EXERCISE OBJECTIVE — From the entries below, copy every line that holds the word "Time".

DATA FOR THIS EXERCISE —
- - - - -

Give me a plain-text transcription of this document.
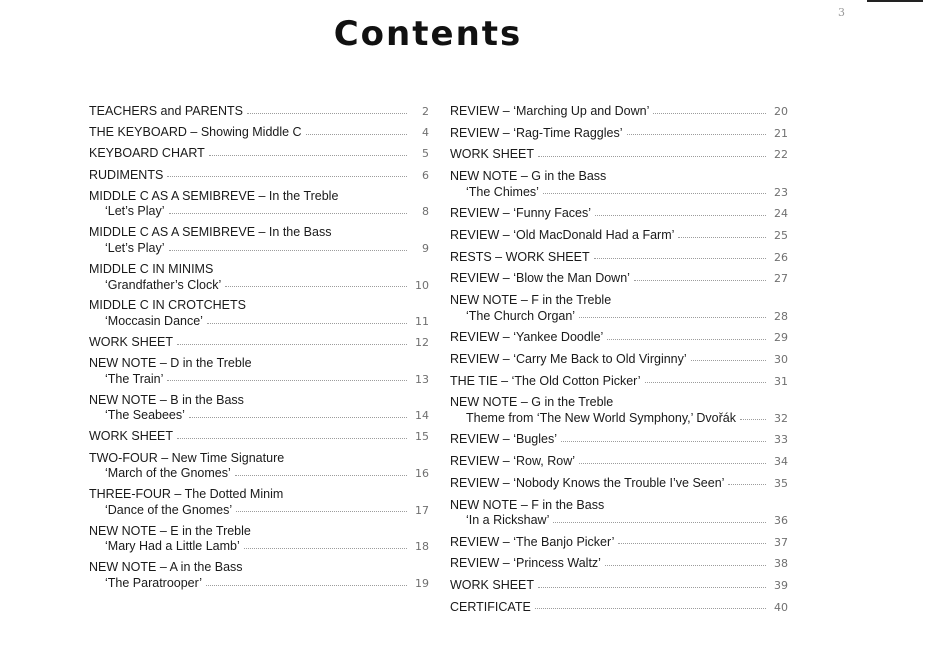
3
Contents
TEACHERS and PARENTS	2
THE KEYBOARD – Showing Middle C	4
KEYBOARD CHART	5
RUDIMENTS	6
MIDDLE C AS A SEMIBREVE – In the Treble
‘Let’s Play’	8
MIDDLE C AS A SEMIBREVE – In the Bass
‘Let’s Play’	9
MIDDLE C IN MINIMS
‘Grandfather’s Clock’	10
MIDDLE C IN CROTCHETS
‘Moccasin Dance’	11
WORK SHEET	12
NEW NOTE – D in the Treble
‘The Train’	13
NEW NOTE – B in the Bass
‘The Seabees’	14
WORK SHEET	15
TWO-FOUR – New Time Signature
‘March of the Gnomes’	16
THREE-FOUR – The Dotted Minim
‘Dance of the Gnomes’	17
NEW NOTE – E in the Treble
‘Mary Had a Little Lamb’	18
NEW NOTE – A in the Bass
‘The Paratrooper’	19
REVIEW – ‘Marching Up and Down’	20
REVIEW – ‘Rag-Time Raggles’	21
WORK SHEET	22
NEW NOTE – G in the Bass
‘The Chimes’	23
REVIEW – ‘Funny Faces’	24
REVIEW – ‘Old MacDonald Had a Farm’	25
RESTS – WORK SHEET	26
REVIEW – ‘Blow the Man Down’	27
NEW NOTE – F in the Treble
‘The Church Organ’	28
REVIEW – ‘Yankee Doodle’	29
REVIEW – ‘Carry Me Back to Old Virginny’	30
THE TIE – ‘The Old Cotton Picker’	31
NEW NOTE – G in the Treble
Theme from ‘The New World Symphony,’ Dvořák	32
REVIEW – ‘Bugles’	33
REVIEW – ‘Row, Row’	34
REVIEW – ‘Nobody Knows the Trouble I’ve Seen’	35
NEW NOTE – F in the Bass
‘In a Rickshaw’	36
REVIEW – ‘The Banjo Picker’	37
REVIEW – ‘Princess Waltz’	38
WORK SHEET	39
CERTIFICATE	40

- - - - -

RESULT FOR THIS TASK —
TWO-FOUR – New Time Signature
REVIEW – ‘Rag-Time Raggles’	21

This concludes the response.